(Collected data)
-=-=-

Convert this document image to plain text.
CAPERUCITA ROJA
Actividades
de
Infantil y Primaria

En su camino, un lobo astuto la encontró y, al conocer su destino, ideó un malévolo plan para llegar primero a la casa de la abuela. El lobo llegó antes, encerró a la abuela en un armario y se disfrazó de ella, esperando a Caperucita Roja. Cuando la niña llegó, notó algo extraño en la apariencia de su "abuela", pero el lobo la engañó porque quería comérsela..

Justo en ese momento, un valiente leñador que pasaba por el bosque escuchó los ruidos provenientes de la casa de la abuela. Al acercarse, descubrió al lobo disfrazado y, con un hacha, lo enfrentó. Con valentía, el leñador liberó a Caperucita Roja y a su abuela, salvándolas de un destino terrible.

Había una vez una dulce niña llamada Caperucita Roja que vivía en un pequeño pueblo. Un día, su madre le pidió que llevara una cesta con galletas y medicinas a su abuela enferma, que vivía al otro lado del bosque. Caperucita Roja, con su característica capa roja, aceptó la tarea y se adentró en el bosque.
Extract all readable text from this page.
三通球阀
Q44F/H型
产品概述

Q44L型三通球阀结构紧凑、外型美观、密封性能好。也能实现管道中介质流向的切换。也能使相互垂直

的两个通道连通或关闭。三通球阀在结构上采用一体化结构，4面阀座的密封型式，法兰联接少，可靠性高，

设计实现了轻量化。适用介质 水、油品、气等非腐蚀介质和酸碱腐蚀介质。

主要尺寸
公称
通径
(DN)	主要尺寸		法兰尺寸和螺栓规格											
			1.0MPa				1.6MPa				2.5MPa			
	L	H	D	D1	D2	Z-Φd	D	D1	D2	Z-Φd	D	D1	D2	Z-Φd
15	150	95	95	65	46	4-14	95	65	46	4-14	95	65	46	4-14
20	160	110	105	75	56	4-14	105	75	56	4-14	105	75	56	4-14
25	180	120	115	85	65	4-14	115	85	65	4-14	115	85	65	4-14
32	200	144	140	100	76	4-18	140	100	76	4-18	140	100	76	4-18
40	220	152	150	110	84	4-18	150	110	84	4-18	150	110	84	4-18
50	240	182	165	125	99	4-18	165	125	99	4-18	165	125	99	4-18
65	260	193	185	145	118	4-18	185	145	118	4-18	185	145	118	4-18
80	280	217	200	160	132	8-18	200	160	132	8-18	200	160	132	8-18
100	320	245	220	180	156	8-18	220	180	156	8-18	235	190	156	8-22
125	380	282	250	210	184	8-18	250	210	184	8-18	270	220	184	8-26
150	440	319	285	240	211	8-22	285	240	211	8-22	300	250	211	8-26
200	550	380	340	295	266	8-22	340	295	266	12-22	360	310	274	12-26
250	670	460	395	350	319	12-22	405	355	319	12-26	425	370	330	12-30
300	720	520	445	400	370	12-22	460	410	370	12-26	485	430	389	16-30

-=-=-

# Requirement:
Transcribe all of the entries without altering anything.

# Written solution:
Convert this document image to plain text.
CAPERUCITA ROJA
Actividades
de
Infantil y Primaria

En su camino, un lobo astuto la encontró y, al conocer su destino, ideó un malévolo plan para llegar primero a la casa de la abuela. El lobo llegó antes, encerró a la abuela en un armario y se disfrazó de ella, esperando a Caperucita Roja. Cuando la niña llegó, notó algo extraño en la apariencia de su "abuela", pero el lobo la engañó porque quería comérsela..

Justo en ese momento, un valiente leñador que pasaba por el bosque escuchó los ruidos provenientes de la casa de la abuela. Al acercarse, descubrió al lobo disfrazado y, con un hacha, lo enfrentó. Con valentía, el leñador liberó a Caperucita Roja y a su abuela, salvándolas de un destino terrible.

Había una vez una dulce niña llamada Caperucita Roja que vivía en un pequeño pueblo. Un día, su madre le pidió que llevara una cesta con galletas y medicinas a su abuela enferma, que vivía al otro lado del bosque. Caperucita Roja, con su característica capa roja, aceptó la tarea y se adentró en el bosque.
Extract all readable text from this page.
三通球阀
Q44F/H型
产品概述

Q44L型三通球阀结构紧凑、外型美观、密封性能好。也能实现管道中介质流向的切换。也能使相互垂直

的两个通道连通或关闭。三通球阀在结构上采用一体化结构，4面阀座的密封型式，法兰联接少，可靠性高，

设计实现了轻量化。适用介质 水、油品、气等非腐蚀介质和酸碱腐蚀介质。

主要尺寸
公称
通径
(DN)	主要尺寸		法兰尺寸和螺栓规格											
			1.0MPa				1.6MPa				2.5MPa			
	L	H	D	D1	D2	Z-Φd	D	D1	D2	Z-Φd	D	D1	D2	Z-Φd
15	150	95	95	65	46	4-14	95	65	46	4-14	95	65	46	4-14
20	160	110	105	75	56	4-14	105	75	56	4-14	105	75	56	4-14
25	180	120	115	85	65	4-14	115	85	65	4-14	115	85	65	4-14
32	200	144	140	100	76	4-18	140	100	76	4-18	140	100	76	4-18
40	220	152	150	110	84	4-18	150	110	84	4-18	150	110	84	4-18
50	240	182	165	125	99	4-18	165	125	99	4-18	165	125	99	4-18
65	260	193	185	145	118	4-18	185	145	118	4-18	185	145	118	4-18
80	280	217	200	160	132	8-18	200	160	132	8-18	200	160	132	8-18
100	320	245	220	180	156	8-18	220	180	156	8-18	235	190	156	8-22
125	380	282	250	210	184	8-18	250	210	184	8-18	270	220	184	8-26
150	440	319	285	240	211	8-22	285	240	211	8-22	300	250	211	8-26
200	550	380	340	295	266	8-22	340	295	266	12-22	360	310	274	12-26
250	670	460	395	350	319	12-22	405	355	319	12-26	425	370	330	12-30
300	720	520	445	400	370	12-22	460	410	370	12-26	485	430	389	16-30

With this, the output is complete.